- Goal of the exercise:
Write out each line of the material again, word for word.

** Start **

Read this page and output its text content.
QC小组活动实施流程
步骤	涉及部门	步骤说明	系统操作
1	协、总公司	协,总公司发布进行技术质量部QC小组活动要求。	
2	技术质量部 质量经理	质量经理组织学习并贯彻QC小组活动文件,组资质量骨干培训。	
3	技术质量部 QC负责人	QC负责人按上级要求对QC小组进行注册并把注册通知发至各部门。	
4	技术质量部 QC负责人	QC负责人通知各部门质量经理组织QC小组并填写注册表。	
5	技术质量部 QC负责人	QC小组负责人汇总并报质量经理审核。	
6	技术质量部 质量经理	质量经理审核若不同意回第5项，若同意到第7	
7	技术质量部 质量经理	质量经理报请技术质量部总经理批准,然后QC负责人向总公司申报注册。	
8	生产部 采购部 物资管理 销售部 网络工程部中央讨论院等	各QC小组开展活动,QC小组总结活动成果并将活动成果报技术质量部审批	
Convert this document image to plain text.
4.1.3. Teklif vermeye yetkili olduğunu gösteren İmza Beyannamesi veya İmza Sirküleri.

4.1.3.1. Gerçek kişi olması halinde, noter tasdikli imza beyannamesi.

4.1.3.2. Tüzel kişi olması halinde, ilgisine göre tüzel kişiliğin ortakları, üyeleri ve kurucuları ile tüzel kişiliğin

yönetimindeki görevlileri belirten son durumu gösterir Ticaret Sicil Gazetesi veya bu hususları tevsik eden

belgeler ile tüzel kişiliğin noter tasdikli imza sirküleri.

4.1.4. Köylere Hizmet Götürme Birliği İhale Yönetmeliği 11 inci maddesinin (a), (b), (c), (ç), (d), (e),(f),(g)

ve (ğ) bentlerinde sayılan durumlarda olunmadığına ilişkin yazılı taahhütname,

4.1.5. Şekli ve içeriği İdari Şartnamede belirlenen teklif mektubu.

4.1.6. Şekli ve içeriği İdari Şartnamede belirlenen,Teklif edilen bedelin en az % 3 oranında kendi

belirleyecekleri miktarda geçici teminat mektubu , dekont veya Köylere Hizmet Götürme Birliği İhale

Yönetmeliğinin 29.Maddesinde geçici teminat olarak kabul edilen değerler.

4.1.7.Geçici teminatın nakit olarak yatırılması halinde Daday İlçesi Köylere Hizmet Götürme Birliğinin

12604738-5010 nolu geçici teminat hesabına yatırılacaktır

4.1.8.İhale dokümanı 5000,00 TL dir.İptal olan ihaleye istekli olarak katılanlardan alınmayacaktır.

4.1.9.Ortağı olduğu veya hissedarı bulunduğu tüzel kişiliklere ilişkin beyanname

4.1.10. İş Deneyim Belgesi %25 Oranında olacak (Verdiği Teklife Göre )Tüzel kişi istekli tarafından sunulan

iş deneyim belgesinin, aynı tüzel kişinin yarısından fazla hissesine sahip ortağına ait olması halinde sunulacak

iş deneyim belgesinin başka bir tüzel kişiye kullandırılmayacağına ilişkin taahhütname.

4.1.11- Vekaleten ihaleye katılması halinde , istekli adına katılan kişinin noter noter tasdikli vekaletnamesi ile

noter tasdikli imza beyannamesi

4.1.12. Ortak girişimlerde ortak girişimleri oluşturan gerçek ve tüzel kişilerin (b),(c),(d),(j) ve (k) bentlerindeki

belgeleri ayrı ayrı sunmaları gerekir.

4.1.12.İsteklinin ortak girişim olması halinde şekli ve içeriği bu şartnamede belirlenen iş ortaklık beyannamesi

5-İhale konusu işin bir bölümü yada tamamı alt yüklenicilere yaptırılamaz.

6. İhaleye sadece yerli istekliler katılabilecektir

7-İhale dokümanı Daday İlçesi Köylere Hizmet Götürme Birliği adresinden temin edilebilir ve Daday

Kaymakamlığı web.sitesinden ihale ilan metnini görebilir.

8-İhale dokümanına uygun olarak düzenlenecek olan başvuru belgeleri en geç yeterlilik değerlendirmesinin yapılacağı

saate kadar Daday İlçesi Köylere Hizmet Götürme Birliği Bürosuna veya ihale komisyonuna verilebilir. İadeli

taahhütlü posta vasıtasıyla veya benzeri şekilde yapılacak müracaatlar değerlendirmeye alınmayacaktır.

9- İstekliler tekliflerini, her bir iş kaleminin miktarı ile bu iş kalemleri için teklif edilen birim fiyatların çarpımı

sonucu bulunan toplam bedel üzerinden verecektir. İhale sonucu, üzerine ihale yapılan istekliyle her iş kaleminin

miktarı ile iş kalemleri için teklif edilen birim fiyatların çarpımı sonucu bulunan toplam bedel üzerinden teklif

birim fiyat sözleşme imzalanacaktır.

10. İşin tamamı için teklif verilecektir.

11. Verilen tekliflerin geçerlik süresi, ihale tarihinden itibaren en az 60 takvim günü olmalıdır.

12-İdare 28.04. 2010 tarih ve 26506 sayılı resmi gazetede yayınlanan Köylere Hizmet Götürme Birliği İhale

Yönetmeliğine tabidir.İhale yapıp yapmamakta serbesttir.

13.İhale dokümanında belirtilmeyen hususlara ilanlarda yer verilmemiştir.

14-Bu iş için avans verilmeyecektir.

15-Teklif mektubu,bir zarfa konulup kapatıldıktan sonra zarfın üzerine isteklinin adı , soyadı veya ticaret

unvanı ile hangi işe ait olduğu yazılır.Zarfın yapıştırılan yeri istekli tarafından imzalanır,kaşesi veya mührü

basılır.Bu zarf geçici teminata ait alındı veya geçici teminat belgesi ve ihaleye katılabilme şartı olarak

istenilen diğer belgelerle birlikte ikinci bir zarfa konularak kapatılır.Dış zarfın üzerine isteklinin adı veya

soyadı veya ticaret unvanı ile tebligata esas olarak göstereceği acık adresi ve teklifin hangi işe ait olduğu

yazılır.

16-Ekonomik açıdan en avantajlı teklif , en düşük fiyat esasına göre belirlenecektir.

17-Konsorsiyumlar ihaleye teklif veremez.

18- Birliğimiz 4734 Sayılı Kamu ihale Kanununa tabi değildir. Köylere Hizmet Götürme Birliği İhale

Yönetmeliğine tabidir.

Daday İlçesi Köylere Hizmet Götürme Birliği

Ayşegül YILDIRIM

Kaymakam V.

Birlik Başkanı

** End **

- Answer in full:
Read this page and output its text content.
QC小组活动实施流程
步骤	涉及部门	步骤说明	系统操作
1	协、总公司	协,总公司发布进行技术质量部QC小组活动要求。	
2	技术质量部 质量经理	质量经理组织学习并贯彻QC小组活动文件,组资质量骨干培训。	
3	技术质量部 QC负责人	QC负责人按上级要求对QC小组进行注册并把注册通知发至各部门。	
4	技术质量部 QC负责人	QC负责人通知各部门质量经理组织QC小组并填写注册表。	
5	技术质量部 QC负责人	QC小组负责人汇总并报质量经理审核。	
6	技术质量部 质量经理	质量经理审核若不同意回第5项，若同意到第7	
7	技术质量部 质量经理	质量经理报请技术质量部总经理批准,然后QC负责人向总公司申报注册。	
8	生产部 采购部 物资管理 销售部 网络工程部中央讨论院等	各QC小组开展活动,QC小组总结活动成果并将活动成果报技术质量部审批	
Convert this document image to plain text.
4.1.3. Teklif vermeye yetkili olduğunu gösteren İmza Beyannamesi veya İmza Sirküleri.

4.1.3.1. Gerçek kişi olması halinde, noter tasdikli imza beyannamesi.

4.1.3.2. Tüzel kişi olması halinde, ilgisine göre tüzel kişiliğin ortakları, üyeleri ve kurucuları ile tüzel kişiliğin

yönetimindeki görevlileri belirten son durumu gösterir Ticaret Sicil Gazetesi veya bu hususları tevsik eden

belgeler ile tüzel kişiliğin noter tasdikli imza sirküleri.

4.1.4. Köylere Hizmet Götürme Birliği İhale Yönetmeliği 11 inci maddesinin (a), (b), (c), (ç), (d), (e),(f),(g)

ve (ğ) bentlerinde sayılan durumlarda olunmadığına ilişkin yazılı taahhütname,

4.1.5. Şekli ve içeriği İdari Şartnamede belirlenen teklif mektubu.

4.1.6. Şekli ve içeriği İdari Şartnamede belirlenen,Teklif edilen bedelin en az % 3 oranında kendi

belirleyecekleri miktarda geçici teminat mektubu , dekont veya Köylere Hizmet Götürme Birliği İhale

Yönetmeliğinin 29.Maddesinde geçici teminat olarak kabul edilen değerler.

4.1.7.Geçici teminatın nakit olarak yatırılması halinde Daday İlçesi Köylere Hizmet Götürme Birliğinin

12604738-5010 nolu geçici teminat hesabına yatırılacaktır

4.1.8.İhale dokümanı 5000,00 TL dir.İptal olan ihaleye istekli olarak katılanlardan alınmayacaktır.

4.1.9.Ortağı olduğu veya hissedarı bulunduğu tüzel kişiliklere ilişkin beyanname

4.1.10. İş Deneyim Belgesi %25 Oranında olacak (Verdiği Teklife Göre )Tüzel kişi istekli tarafından sunulan

iş deneyim belgesinin, aynı tüzel kişinin yarısından fazla hissesine sahip ortağına ait olması halinde sunulacak

iş deneyim belgesinin başka bir tüzel kişiye kullandırılmayacağına ilişkin taahhütname.

4.1.11- Vekaleten ihaleye katılması halinde , istekli adına katılan kişinin noter noter tasdikli vekaletnamesi ile

noter tasdikli imza beyannamesi

4.1.12. Ortak girişimlerde ortak girişimleri oluşturan gerçek ve tüzel kişilerin (b),(c),(d),(j) ve (k) bentlerindeki

belgeleri ayrı ayrı sunmaları gerekir.

4.1.12.İsteklinin ortak girişim olması halinde şekli ve içeriği bu şartnamede belirlenen iş ortaklık beyannamesi

5-İhale konusu işin bir bölümü yada tamamı alt yüklenicilere yaptırılamaz.

6. İhaleye sadece yerli istekliler katılabilecektir

7-İhale dokümanı Daday İlçesi Köylere Hizmet Götürme Birliği adresinden temin edilebilir ve Daday

Kaymakamlığı web.sitesinden ihale ilan metnini görebilir.

8-İhale dokümanına uygun olarak düzenlenecek olan başvuru belgeleri en geç yeterlilik değerlendirmesinin yapılacağı

saate kadar Daday İlçesi Köylere Hizmet Götürme Birliği Bürosuna veya ihale komisyonuna verilebilir. İadeli

taahhütlü posta vasıtasıyla veya benzeri şekilde yapılacak müracaatlar değerlendirmeye alınmayacaktır.

9- İstekliler tekliflerini, her bir iş kaleminin miktarı ile bu iş kalemleri için teklif edilen birim fiyatların çarpımı

sonucu bulunan toplam bedel üzerinden verecektir. İhale sonucu, üzerine ihale yapılan istekliyle her iş kaleminin

miktarı ile iş kalemleri için teklif edilen birim fiyatların çarpımı sonucu bulunan toplam bedel üzerinden teklif

birim fiyat sözleşme imzalanacaktır.

10. İşin tamamı için teklif verilecektir.

11. Verilen tekliflerin geçerlik süresi, ihale tarihinden itibaren en az 60 takvim günü olmalıdır.

12-İdare 28.04. 2010 tarih ve 26506 sayılı resmi gazetede yayınlanan Köylere Hizmet Götürme Birliği İhale

Yönetmeliğine tabidir.İhale yapıp yapmamakta serbesttir.

13.İhale dokümanında belirtilmeyen hususlara ilanlarda yer verilmemiştir.

14-Bu iş için avans verilmeyecektir.

15-Teklif mektubu,bir zarfa konulup kapatıldıktan sonra zarfın üzerine isteklinin adı , soyadı veya ticaret

unvanı ile hangi işe ait olduğu yazılır.Zarfın yapıştırılan yeri istekli tarafından imzalanır,kaşesi veya mührü

basılır.Bu zarf geçici teminata ait alındı veya geçici teminat belgesi ve ihaleye katılabilme şartı olarak

istenilen diğer belgelerle birlikte ikinci bir zarfa konularak kapatılır.Dış zarfın üzerine isteklinin adı veya

soyadı veya ticaret unvanı ile tebligata esas olarak göstereceği acık adresi ve teklifin hangi işe ait olduğu

yazılır.

16-Ekonomik açıdan en avantajlı teklif , en düşük fiyat esasına göre belirlenecektir.

17-Konsorsiyumlar ihaleye teklif veremez.

18- Birliğimiz 4734 Sayılı Kamu ihale Kanununa tabi değildir. Köylere Hizmet Götürme Birliği İhale

Yönetmeliğine tabidir.

Daday İlçesi Köylere Hizmet Götürme Birliği

Ayşegül YILDIRIM

Kaymakam V.

Birlik Başkanı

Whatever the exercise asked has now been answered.